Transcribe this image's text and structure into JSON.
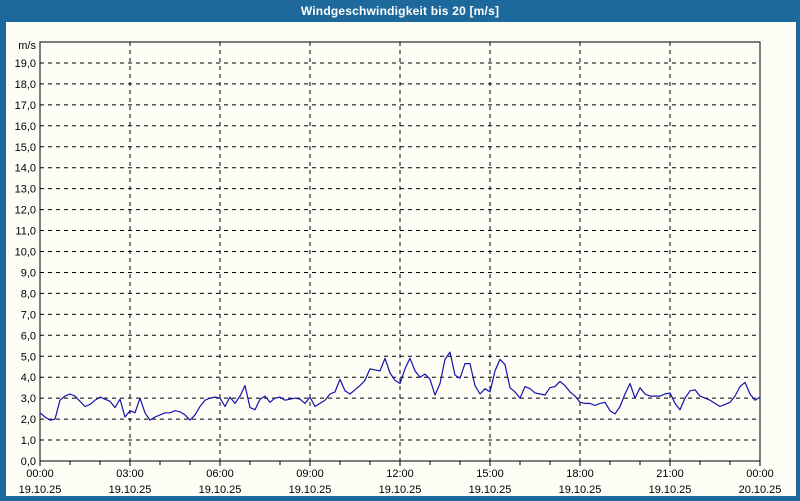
{
  "window": {
    "title": "Windgeschwindigkeit bis 20 [m/s]",
    "titlebar_color": "#1E699C",
    "background_color": "#FDFDF6"
  },
  "chart_data": {
    "type": "line",
    "title": "Windgeschwindigkeit bis 20 [m/s]",
    "ylabel": "m/s",
    "ylim": [
      0,
      20
    ],
    "ytick_min": 0,
    "ytick_max": 19,
    "ytick_step": 1,
    "decimal_separator": ",",
    "grid": {
      "style": "dashed",
      "color": "#000000",
      "horizontal_every": 1,
      "vertical_every_hours": 3
    },
    "x_range_hours": [
      0,
      24
    ],
    "x_major_tick_hours": 3,
    "x_minor_tick_hours": 1,
    "xticks": [
      {
        "time": "00:00",
        "date": "19.10.25"
      },
      {
        "time": "03:00",
        "date": "19.10.25"
      },
      {
        "time": "06:00",
        "date": "19.10.25"
      },
      {
        "time": "09:00",
        "date": "19.10.25"
      },
      {
        "time": "12:00",
        "date": "19.10.25"
      },
      {
        "time": "15:00",
        "date": "19.10.25"
      },
      {
        "time": "18:00",
        "date": "19.10.25"
      },
      {
        "time": "21:00",
        "date": "19.10.25"
      },
      {
        "time": "00:00",
        "date": "20.10.25"
      }
    ],
    "series": [
      {
        "name": "Windgeschwindigkeit",
        "unit": "m/s",
        "color": "#1414AC",
        "interval_minutes": 10,
        "values": [
          2.3,
          2.1,
          1.95,
          2.0,
          2.9,
          3.1,
          3.2,
          3.1,
          2.85,
          2.6,
          2.7,
          2.9,
          3.05,
          2.95,
          2.85,
          2.55,
          2.95,
          2.1,
          2.4,
          2.3,
          3.0,
          2.3,
          1.95,
          2.1,
          2.2,
          2.3,
          2.3,
          2.4,
          2.35,
          2.2,
          1.95,
          2.2,
          2.6,
          2.9,
          3.0,
          3.05,
          3.0,
          2.6,
          3.05,
          2.75,
          3.1,
          3.6,
          2.55,
          2.45,
          2.95,
          3.1,
          2.8,
          3.0,
          3.05,
          2.9,
          2.95,
          3.0,
          2.95,
          2.75,
          3.05,
          2.6,
          2.75,
          2.9,
          3.2,
          3.3,
          3.9,
          3.35,
          3.2,
          3.4,
          3.6,
          3.85,
          4.4,
          4.35,
          4.3,
          4.9,
          4.2,
          3.85,
          3.7,
          4.4,
          4.9,
          4.3,
          4.0,
          4.15,
          3.9,
          3.15,
          3.7,
          4.85,
          5.2,
          4.1,
          3.95,
          4.65,
          4.65,
          3.6,
          3.2,
          3.45,
          3.3,
          4.3,
          4.85,
          4.6,
          3.5,
          3.3,
          3.0,
          3.55,
          3.45,
          3.25,
          3.2,
          3.15,
          3.5,
          3.55,
          3.8,
          3.6,
          3.3,
          3.1,
          2.8,
          2.75,
          2.75,
          2.65,
          2.75,
          2.8,
          2.4,
          2.25,
          2.6,
          3.2,
          3.7,
          3.0,
          3.5,
          3.2,
          3.1,
          3.1,
          3.1,
          3.2,
          3.25,
          2.75,
          2.45,
          3.0,
          3.35,
          3.4,
          3.1,
          3.0,
          2.9,
          2.75,
          2.6,
          2.7,
          2.8,
          3.1,
          3.55,
          3.75,
          3.2,
          2.9,
          3.05
        ]
      }
    ]
  }
}
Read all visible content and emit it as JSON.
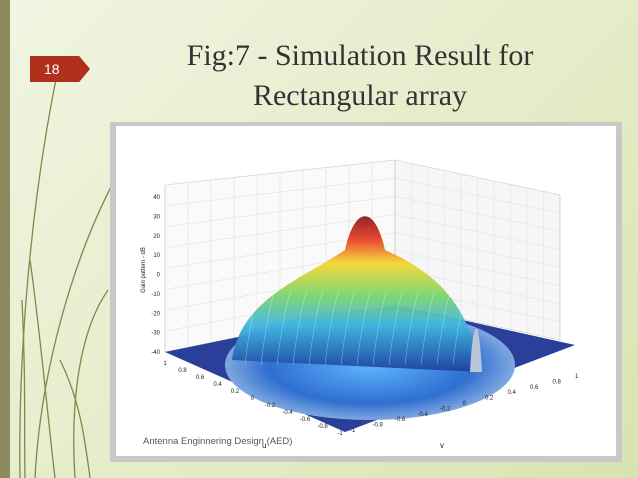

• **What to work on**
Lines containing the word "JSON" must all be returned from the material above.

• **Finished exercise**
Transcribe this image's text and structure into JSON.
Read all visible content and emit it as JSON.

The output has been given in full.